### Listed entries
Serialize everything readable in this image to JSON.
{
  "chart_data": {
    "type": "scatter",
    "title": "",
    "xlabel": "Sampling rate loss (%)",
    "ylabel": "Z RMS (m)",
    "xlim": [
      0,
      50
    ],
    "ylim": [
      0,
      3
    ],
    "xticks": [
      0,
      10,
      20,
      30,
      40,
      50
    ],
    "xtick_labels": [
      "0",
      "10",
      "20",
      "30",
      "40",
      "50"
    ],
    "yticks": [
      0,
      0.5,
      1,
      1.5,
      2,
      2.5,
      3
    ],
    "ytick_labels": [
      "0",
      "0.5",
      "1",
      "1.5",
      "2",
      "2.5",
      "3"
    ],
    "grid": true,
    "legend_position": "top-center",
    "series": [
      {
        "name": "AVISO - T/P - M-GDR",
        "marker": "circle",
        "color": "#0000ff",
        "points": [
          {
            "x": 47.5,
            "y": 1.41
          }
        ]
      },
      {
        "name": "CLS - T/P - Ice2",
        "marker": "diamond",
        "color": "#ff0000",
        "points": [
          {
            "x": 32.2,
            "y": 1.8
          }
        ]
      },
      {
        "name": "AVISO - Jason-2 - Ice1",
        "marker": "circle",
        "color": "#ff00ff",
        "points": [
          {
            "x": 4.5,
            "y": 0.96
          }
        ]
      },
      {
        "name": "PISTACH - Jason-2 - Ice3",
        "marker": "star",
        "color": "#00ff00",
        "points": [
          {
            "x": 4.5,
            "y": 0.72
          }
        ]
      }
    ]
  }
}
######
### Listed entries
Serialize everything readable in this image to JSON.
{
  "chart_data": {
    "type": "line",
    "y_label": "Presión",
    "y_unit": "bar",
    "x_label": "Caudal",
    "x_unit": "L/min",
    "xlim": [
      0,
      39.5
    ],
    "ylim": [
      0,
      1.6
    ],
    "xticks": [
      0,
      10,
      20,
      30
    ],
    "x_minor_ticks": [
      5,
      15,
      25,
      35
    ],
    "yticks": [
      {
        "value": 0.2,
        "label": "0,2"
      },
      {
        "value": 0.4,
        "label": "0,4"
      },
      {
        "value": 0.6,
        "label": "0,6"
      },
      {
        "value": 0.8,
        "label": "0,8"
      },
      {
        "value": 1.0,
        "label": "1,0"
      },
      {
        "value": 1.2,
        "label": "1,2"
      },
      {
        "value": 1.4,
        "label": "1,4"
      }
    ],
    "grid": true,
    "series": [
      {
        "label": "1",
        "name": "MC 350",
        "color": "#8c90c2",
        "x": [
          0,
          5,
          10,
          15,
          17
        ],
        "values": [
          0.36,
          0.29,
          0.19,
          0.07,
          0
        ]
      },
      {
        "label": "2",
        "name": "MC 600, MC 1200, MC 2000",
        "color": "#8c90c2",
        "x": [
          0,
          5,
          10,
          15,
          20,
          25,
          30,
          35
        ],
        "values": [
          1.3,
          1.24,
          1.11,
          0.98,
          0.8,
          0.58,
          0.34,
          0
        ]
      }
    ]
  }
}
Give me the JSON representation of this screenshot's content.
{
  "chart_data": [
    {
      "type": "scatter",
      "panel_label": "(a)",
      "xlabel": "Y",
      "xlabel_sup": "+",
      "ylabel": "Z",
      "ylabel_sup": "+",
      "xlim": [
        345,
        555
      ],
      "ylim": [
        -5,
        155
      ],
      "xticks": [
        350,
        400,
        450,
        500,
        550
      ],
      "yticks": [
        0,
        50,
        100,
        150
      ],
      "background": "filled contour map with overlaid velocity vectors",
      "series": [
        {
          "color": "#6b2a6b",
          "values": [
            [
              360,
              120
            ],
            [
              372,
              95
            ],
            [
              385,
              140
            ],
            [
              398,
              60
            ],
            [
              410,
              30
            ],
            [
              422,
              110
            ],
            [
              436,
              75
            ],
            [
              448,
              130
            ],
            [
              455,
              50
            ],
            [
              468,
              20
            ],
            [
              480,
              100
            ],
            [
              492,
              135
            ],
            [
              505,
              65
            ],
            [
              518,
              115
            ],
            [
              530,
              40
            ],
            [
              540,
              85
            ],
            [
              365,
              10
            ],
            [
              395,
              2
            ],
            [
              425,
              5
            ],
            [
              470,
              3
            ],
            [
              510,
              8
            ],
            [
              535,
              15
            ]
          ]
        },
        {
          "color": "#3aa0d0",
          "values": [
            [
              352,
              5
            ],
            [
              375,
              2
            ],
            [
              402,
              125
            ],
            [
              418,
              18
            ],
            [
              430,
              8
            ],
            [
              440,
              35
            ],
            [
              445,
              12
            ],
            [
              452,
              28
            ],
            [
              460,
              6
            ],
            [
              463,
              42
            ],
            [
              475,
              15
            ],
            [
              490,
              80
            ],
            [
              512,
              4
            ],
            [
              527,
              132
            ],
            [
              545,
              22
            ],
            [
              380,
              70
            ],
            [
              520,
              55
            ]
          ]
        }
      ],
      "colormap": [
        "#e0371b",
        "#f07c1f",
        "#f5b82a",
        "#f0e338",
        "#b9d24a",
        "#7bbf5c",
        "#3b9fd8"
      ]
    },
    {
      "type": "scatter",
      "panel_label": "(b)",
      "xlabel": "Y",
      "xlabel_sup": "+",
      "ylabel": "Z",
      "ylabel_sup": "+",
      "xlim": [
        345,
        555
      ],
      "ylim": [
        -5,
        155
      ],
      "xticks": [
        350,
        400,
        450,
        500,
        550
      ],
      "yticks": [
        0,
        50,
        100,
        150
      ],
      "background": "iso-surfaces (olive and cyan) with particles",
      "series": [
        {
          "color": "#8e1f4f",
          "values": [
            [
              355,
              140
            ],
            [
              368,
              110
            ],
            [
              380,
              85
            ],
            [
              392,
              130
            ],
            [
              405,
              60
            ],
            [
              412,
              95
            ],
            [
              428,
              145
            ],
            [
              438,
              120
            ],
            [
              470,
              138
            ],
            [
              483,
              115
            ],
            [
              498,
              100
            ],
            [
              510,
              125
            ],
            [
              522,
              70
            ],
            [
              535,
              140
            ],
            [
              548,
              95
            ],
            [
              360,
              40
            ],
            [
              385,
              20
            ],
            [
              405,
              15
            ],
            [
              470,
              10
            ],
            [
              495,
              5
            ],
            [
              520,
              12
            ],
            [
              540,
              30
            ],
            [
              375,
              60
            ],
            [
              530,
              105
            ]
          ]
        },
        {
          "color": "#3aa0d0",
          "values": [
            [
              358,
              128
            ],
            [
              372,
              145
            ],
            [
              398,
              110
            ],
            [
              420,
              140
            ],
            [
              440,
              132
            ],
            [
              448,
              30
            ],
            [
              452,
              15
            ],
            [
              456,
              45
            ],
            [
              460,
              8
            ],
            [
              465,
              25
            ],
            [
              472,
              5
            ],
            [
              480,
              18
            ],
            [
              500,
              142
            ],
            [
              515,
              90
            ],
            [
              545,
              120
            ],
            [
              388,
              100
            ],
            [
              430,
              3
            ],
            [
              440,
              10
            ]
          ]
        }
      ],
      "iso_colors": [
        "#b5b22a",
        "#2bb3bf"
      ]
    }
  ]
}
######
* Task brief *
Return from the data every line that holds "marker".

* The reply *
        "marker": "circle",
        "marker": "diamond",
        "marker": "circle",
        "marker": "star",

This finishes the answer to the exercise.